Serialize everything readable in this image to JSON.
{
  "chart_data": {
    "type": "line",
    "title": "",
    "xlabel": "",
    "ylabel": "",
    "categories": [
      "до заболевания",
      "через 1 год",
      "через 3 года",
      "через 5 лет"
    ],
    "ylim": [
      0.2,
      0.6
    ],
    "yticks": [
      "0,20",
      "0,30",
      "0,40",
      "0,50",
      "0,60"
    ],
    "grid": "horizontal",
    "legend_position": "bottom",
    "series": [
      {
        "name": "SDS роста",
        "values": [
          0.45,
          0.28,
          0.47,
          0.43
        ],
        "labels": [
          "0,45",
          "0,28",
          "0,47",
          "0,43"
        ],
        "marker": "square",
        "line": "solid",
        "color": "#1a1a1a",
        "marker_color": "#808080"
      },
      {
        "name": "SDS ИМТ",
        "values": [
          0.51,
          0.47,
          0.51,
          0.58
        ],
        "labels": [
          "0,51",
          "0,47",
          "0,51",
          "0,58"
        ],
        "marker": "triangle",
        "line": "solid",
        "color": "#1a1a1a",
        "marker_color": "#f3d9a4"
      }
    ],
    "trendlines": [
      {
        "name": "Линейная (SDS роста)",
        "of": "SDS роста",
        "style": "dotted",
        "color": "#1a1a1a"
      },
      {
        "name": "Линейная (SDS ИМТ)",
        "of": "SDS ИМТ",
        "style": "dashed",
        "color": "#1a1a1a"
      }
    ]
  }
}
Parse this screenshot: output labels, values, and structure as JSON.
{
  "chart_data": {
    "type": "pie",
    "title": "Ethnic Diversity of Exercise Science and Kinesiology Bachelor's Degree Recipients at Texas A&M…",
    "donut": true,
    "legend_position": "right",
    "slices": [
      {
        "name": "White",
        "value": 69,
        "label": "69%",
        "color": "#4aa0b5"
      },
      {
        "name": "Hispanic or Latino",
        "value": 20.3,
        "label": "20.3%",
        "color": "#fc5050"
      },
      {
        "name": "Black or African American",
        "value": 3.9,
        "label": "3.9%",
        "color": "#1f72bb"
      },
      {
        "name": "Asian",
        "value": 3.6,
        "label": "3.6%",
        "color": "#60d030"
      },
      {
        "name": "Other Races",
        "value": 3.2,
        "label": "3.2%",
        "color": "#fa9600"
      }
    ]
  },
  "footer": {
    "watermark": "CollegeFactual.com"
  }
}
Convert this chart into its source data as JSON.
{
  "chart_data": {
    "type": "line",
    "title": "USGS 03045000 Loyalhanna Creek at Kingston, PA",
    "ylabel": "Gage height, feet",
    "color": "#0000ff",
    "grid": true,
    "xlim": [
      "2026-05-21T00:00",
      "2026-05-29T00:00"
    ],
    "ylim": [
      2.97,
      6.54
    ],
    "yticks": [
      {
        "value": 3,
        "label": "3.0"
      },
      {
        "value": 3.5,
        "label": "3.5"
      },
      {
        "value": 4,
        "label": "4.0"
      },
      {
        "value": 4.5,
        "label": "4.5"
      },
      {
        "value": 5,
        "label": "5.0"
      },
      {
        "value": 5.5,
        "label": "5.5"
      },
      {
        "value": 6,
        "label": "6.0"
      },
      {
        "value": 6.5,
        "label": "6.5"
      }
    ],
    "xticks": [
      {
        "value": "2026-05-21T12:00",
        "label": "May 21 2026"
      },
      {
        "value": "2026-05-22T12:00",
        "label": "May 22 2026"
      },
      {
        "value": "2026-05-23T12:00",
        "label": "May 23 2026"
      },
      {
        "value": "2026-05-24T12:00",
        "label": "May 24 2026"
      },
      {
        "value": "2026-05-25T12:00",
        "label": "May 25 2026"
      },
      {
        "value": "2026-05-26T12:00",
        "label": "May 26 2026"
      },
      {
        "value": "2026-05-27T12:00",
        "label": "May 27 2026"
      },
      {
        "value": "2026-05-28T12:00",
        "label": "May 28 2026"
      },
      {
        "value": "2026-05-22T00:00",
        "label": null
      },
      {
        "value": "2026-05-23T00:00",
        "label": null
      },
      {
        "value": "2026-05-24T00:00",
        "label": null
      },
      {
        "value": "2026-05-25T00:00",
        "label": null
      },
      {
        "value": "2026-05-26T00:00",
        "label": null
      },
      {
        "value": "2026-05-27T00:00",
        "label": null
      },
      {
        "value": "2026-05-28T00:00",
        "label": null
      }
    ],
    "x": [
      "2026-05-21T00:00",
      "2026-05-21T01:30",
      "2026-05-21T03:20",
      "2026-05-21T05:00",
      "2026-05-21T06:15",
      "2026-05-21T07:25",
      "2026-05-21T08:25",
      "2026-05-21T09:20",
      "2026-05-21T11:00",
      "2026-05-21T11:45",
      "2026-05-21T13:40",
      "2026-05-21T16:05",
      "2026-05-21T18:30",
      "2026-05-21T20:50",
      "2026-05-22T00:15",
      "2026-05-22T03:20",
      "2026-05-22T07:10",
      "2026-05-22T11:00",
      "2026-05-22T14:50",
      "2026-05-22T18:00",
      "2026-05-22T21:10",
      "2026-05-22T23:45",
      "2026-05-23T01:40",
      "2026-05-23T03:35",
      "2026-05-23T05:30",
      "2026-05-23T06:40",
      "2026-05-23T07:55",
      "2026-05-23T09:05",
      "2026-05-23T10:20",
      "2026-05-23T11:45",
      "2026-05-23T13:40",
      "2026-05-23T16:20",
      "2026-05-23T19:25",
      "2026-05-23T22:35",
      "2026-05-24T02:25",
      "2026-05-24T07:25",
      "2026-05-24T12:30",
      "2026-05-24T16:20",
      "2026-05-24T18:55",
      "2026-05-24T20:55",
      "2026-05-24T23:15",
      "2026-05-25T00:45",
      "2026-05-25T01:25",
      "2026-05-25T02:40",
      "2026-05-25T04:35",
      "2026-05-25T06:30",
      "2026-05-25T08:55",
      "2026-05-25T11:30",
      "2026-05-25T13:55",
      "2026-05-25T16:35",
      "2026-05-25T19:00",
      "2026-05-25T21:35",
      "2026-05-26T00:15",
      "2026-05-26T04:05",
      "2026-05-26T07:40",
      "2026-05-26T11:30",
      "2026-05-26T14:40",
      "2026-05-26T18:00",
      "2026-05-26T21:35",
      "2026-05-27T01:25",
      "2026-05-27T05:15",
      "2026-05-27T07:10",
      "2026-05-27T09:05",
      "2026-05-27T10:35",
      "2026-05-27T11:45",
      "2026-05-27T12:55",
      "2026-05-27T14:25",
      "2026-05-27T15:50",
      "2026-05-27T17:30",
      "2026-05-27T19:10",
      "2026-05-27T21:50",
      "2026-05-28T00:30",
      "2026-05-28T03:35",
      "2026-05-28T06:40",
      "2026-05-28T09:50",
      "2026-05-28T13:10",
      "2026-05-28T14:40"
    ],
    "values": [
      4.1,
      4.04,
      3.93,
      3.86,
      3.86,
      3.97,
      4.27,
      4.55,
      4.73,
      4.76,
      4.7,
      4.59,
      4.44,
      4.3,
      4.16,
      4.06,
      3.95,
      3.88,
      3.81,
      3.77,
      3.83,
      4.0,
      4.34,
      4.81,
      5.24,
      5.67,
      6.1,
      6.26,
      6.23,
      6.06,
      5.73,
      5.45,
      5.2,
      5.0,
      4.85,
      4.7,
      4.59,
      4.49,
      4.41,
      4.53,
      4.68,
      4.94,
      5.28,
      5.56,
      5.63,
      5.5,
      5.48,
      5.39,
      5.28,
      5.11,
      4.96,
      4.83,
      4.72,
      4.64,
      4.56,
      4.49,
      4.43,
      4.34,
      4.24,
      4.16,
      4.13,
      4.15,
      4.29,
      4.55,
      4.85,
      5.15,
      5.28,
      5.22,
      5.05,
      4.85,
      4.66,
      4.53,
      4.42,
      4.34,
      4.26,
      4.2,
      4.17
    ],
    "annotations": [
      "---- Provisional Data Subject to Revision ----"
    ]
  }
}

**Task instructions:** Copy every line of the listing that includes the string "роста".

**Answer to the exercise:**
        "name": "SDS роста",
        "name": "Линейная (SDS роста)",
        "of": "SDS роста",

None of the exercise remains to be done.